▶ Task directions:
Reproduce every record below exactly as written, but leave out any pictures.

▶ Supplied data:
□ □ □ □

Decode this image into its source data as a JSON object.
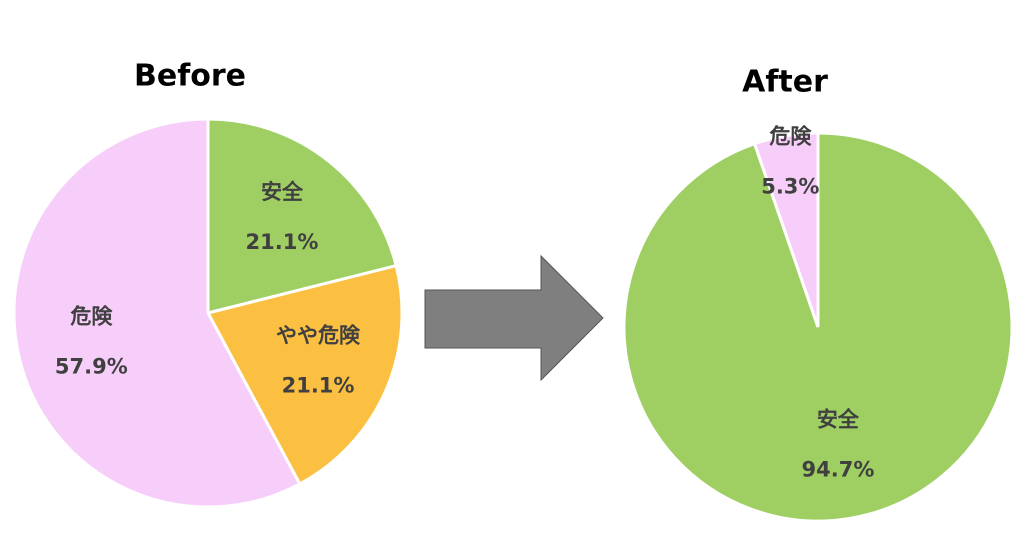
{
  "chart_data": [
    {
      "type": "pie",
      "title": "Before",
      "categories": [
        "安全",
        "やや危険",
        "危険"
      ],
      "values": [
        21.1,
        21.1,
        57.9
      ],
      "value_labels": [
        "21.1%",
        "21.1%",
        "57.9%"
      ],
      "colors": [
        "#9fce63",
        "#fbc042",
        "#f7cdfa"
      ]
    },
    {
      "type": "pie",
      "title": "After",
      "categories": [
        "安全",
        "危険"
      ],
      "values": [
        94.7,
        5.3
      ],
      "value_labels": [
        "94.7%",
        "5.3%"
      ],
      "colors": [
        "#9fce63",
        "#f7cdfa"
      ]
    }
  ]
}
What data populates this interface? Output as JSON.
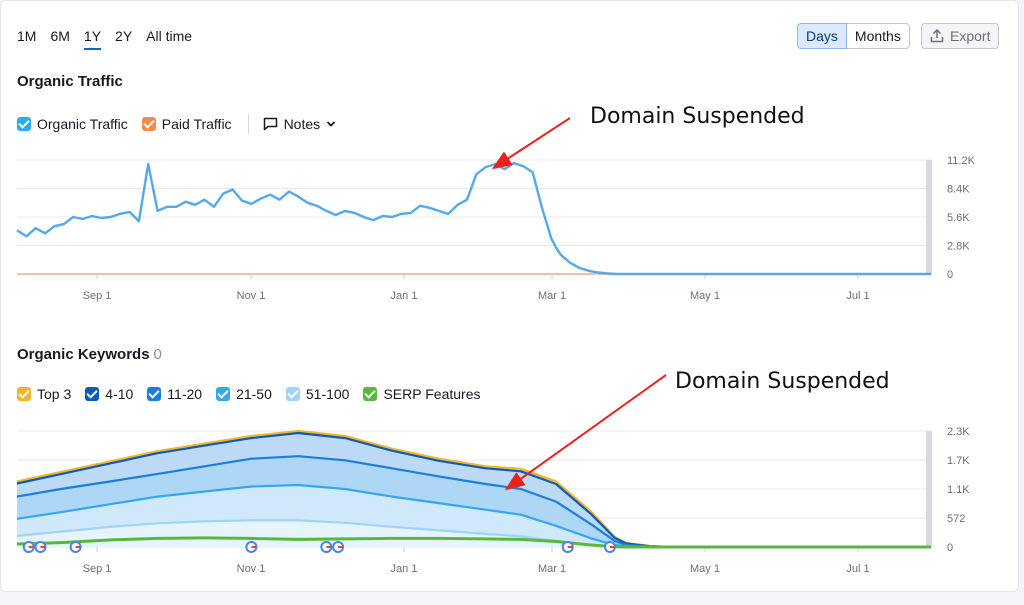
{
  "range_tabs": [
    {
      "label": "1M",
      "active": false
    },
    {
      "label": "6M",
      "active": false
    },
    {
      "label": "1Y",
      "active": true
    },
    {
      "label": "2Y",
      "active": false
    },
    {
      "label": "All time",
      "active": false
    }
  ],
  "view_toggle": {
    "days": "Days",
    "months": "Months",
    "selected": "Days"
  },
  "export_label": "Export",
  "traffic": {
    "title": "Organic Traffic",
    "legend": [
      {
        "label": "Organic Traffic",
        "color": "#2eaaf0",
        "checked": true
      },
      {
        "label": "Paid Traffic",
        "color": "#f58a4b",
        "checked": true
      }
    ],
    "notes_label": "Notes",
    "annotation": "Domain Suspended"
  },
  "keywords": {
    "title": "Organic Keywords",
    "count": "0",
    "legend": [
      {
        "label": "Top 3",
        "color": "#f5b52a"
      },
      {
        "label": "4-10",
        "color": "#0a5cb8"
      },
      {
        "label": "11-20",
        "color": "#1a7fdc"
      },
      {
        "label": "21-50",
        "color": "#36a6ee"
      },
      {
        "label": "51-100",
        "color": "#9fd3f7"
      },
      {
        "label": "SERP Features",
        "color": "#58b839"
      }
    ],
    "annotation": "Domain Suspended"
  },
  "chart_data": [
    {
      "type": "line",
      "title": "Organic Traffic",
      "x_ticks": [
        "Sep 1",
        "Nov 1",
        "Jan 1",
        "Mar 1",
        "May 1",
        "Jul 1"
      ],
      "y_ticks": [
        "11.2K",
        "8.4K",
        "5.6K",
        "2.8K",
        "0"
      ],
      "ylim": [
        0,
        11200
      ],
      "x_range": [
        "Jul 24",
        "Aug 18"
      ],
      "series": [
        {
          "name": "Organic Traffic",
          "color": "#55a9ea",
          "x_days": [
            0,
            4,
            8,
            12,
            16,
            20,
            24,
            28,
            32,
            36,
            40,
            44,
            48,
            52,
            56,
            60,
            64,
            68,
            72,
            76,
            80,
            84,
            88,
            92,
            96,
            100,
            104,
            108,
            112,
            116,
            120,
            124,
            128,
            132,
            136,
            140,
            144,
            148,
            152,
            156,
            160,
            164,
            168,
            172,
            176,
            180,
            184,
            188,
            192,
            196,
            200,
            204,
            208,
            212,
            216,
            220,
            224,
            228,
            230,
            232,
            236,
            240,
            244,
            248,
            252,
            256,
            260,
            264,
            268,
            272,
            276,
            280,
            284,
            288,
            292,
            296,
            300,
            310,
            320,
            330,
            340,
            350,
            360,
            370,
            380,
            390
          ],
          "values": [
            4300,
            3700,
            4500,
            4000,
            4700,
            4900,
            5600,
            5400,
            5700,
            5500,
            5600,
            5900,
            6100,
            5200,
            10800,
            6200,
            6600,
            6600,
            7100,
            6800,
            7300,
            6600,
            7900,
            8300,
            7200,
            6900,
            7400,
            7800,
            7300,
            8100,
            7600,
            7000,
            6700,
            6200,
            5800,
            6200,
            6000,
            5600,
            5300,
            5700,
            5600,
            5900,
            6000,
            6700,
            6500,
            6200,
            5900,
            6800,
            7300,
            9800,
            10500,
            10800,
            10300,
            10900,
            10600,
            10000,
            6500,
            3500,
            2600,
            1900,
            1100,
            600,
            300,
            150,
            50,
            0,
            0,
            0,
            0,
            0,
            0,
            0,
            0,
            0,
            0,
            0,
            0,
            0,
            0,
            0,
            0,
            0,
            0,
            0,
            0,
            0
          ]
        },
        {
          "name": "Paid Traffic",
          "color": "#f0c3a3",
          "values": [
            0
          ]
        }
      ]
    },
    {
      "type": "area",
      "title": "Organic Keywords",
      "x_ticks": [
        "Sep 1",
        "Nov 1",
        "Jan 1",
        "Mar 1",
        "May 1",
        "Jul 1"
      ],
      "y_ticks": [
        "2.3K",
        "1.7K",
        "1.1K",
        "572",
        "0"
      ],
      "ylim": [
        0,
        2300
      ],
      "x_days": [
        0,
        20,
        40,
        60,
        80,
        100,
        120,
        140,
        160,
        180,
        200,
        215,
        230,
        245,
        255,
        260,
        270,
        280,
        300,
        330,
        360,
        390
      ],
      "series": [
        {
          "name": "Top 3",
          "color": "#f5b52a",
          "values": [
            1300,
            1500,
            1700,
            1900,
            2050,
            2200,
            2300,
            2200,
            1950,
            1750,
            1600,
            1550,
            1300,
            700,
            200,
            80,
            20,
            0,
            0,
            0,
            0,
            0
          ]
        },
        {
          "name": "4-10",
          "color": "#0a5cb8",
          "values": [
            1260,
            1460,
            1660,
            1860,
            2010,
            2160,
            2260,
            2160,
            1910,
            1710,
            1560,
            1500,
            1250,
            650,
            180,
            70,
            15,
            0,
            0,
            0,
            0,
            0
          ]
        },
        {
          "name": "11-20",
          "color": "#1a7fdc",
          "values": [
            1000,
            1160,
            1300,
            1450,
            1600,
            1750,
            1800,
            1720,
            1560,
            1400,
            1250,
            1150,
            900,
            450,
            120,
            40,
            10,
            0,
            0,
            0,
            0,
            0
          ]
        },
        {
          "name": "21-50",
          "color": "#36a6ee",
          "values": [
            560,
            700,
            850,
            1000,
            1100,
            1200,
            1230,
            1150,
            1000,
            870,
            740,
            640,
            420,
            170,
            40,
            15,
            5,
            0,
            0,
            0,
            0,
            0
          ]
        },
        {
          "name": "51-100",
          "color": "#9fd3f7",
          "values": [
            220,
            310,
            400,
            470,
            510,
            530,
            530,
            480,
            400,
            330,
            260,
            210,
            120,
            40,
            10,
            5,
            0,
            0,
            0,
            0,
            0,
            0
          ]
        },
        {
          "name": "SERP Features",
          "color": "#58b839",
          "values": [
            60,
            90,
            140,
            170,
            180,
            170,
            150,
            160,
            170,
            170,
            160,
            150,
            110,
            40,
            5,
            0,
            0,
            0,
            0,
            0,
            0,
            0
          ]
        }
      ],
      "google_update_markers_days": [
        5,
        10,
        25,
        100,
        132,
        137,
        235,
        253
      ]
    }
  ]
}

□ □ □ □

▶ Finished exercise:
Decode this image into its source data as a JSON object.
{
  "chart_data": [
    {
      "type": "pie",
      "title": "Before",
      "categories": [
        "安全",
        "やや危険",
        "危険"
      ],
      "values": [
        21.1,
        21.1,
        57.9
      ],
      "value_labels": [
        "21.1%",
        "21.1%",
        "57.9%"
      ],
      "colors": [
        "#9fce63",
        "#fbc042",
        "#f7cdfa"
      ]
    },
    {
      "type": "pie",
      "title": "After",
      "categories": [
        "安全",
        "危険"
      ],
      "values": [
        94.7,
        5.3
      ],
      "value_labels": [
        "94.7%",
        "5.3%"
      ],
      "colors": [
        "#9fce63",
        "#f7cdfa"
      ]
    }
  ]
}
What data populates this interface? Output as JSON.
{
  "range_tabs": [
    {
      "label": "1M",
      "active": false
    },
    {
      "label": "6M",
      "active": false
    },
    {
      "label": "1Y",
      "active": true
    },
    {
      "label": "2Y",
      "active": false
    },
    {
      "label": "All time",
      "active": false
    }
  ],
  "view_toggle": {
    "days": "Days",
    "months": "Months",
    "selected": "Days"
  },
  "export_label": "Export",
  "traffic": {
    "title": "Organic Traffic",
    "legend": [
      {
        "label": "Organic Traffic",
        "color": "#2eaaf0",
        "checked": true
      },
      {
        "label": "Paid Traffic",
        "color": "#f58a4b",
        "checked": true
      }
    ],
    "notes_label": "Notes",
    "annotation": "Domain Suspended"
  },
  "keywords": {
    "title": "Organic Keywords",
    "count": "0",
    "legend": [
      {
        "label": "Top 3",
        "color": "#f5b52a"
      },
      {
        "label": "4-10",
        "color": "#0a5cb8"
      },
      {
        "label": "11-20",
        "color": "#1a7fdc"
      },
      {
        "label": "21-50",
        "color": "#36a6ee"
      },
      {
        "label": "51-100",
        "color": "#9fd3f7"
      },
      {
        "label": "SERP Features",
        "color": "#58b839"
      }
    ],
    "annotation": "Domain Suspended"
  },
  "chart_data": [
    {
      "type": "line",
      "title": "Organic Traffic",
      "x_ticks": [
        "Sep 1",
        "Nov 1",
        "Jan 1",
        "Mar 1",
        "May 1",
        "Jul 1"
      ],
      "y_ticks": [
        "11.2K",
        "8.4K",
        "5.6K",
        "2.8K",
        "0"
      ],
      "ylim": [
        0,
        11200
      ],
      "x_range": [
        "Jul 24",
        "Aug 18"
      ],
      "series": [
        {
          "name": "Organic Traffic",
          "color": "#55a9ea",
          "x_days": [
            0,
            4,
            8,
            12,
            16,
            20,
            24,
            28,
            32,
            36,
            40,
            44,
            48,
            52,
            56,
            60,
            64,
            68,
            72,
            76,
            80,
            84,
            88,
            92,
            96,
            100,
            104,
            108,
            112,
            116,
            120,
            124,
            128,
            132,
            136,
            140,
            144,
            148,
            152,
            156,
            160,
            164,
            168,
            172,
            176,
            180,
            184,
            188,
            192,
            196,
            200,
            204,
            208,
            212,
            216,
            220,
            224,
            228,
            230,
            232,
            236,
            240,
            244,
            248,
            252,
            256,
            260,
            264,
            268,
            272,
            276,
            280,
            284,
            288,
            292,
            296,
            300,
            310,
            320,
            330,
            340,
            350,
            360,
            370,
            380,
            390
          ],
          "values": [
            4300,
            3700,
            4500,
            4000,
            4700,
            4900,
            5600,
            5400,
            5700,
            5500,
            5600,
            5900,
            6100,
            5200,
            10800,
            6200,
            6600,
            6600,
            7100,
            6800,
            7300,
            6600,
            7900,
            8300,
            7200,
            6900,
            7400,
            7800,
            7300,
            8100,
            7600,
            7000,
            6700,
            6200,
            5800,
            6200,
            6000,
            5600,
            5300,
            5700,
            5600,
            5900,
            6000,
            6700,
            6500,
            6200,
            5900,
            6800,
            7300,
            9800,
            10500,
            10800,
            10300,
            10900,
            10600,
            10000,
            6500,
            3500,
            2600,
            1900,
            1100,
            600,
            300,
            150,
            50,
            0,
            0,
            0,
            0,
            0,
            0,
            0,
            0,
            0,
            0,
            0,
            0,
            0,
            0,
            0,
            0,
            0,
            0,
            0,
            0,
            0
          ]
        },
        {
          "name": "Paid Traffic",
          "color": "#f0c3a3",
          "values": [
            0
          ]
        }
      ]
    },
    {
      "type": "area",
      "title": "Organic Keywords",
      "x_ticks": [
        "Sep 1",
        "Nov 1",
        "Jan 1",
        "Mar 1",
        "May 1",
        "Jul 1"
      ],
      "y_ticks": [
        "2.3K",
        "1.7K",
        "1.1K",
        "572",
        "0"
      ],
      "ylim": [
        0,
        2300
      ],
      "x_days": [
        0,
        20,
        40,
        60,
        80,
        100,
        120,
        140,
        160,
        180,
        200,
        215,
        230,
        245,
        255,
        260,
        270,
        280,
        300,
        330,
        360,
        390
      ],
      "series": [
        {
          "name": "Top 3",
          "color": "#f5b52a",
          "values": [
            1300,
            1500,
            1700,
            1900,
            2050,
            2200,
            2300,
            2200,
            1950,
            1750,
            1600,
            1550,
            1300,
            700,
            200,
            80,
            20,
            0,
            0,
            0,
            0,
            0
          ]
        },
        {
          "name": "4-10",
          "color": "#0a5cb8",
          "values": [
            1260,
            1460,
            1660,
            1860,
            2010,
            2160,
            2260,
            2160,
            1910,
            1710,
            1560,
            1500,
            1250,
            650,
            180,
            70,
            15,
            0,
            0,
            0,
            0,
            0
          ]
        },
        {
          "name": "11-20",
          "color": "#1a7fdc",
          "values": [
            1000,
            1160,
            1300,
            1450,
            1600,
            1750,
            1800,
            1720,
            1560,
            1400,
            1250,
            1150,
            900,
            450,
            120,
            40,
            10,
            0,
            0,
            0,
            0,
            0
          ]
        },
        {
          "name": "21-50",
          "color": "#36a6ee",
          "values": [
            560,
            700,
            850,
            1000,
            1100,
            1200,
            1230,
            1150,
            1000,
            870,
            740,
            640,
            420,
            170,
            40,
            15,
            5,
            0,
            0,
            0,
            0,
            0
          ]
        },
        {
          "name": "51-100",
          "color": "#9fd3f7",
          "values": [
            220,
            310,
            400,
            470,
            510,
            530,
            530,
            480,
            400,
            330,
            260,
            210,
            120,
            40,
            10,
            5,
            0,
            0,
            0,
            0,
            0,
            0
          ]
        },
        {
          "name": "SERP Features",
          "color": "#58b839",
          "values": [
            60,
            90,
            140,
            170,
            180,
            170,
            150,
            160,
            170,
            170,
            160,
            150,
            110,
            40,
            5,
            0,
            0,
            0,
            0,
            0,
            0,
            0
          ]
        }
      ],
      "google_update_markers_days": [
        5,
        10,
        25,
        100,
        132,
        137,
        235,
        253
      ]
    }
  ]
}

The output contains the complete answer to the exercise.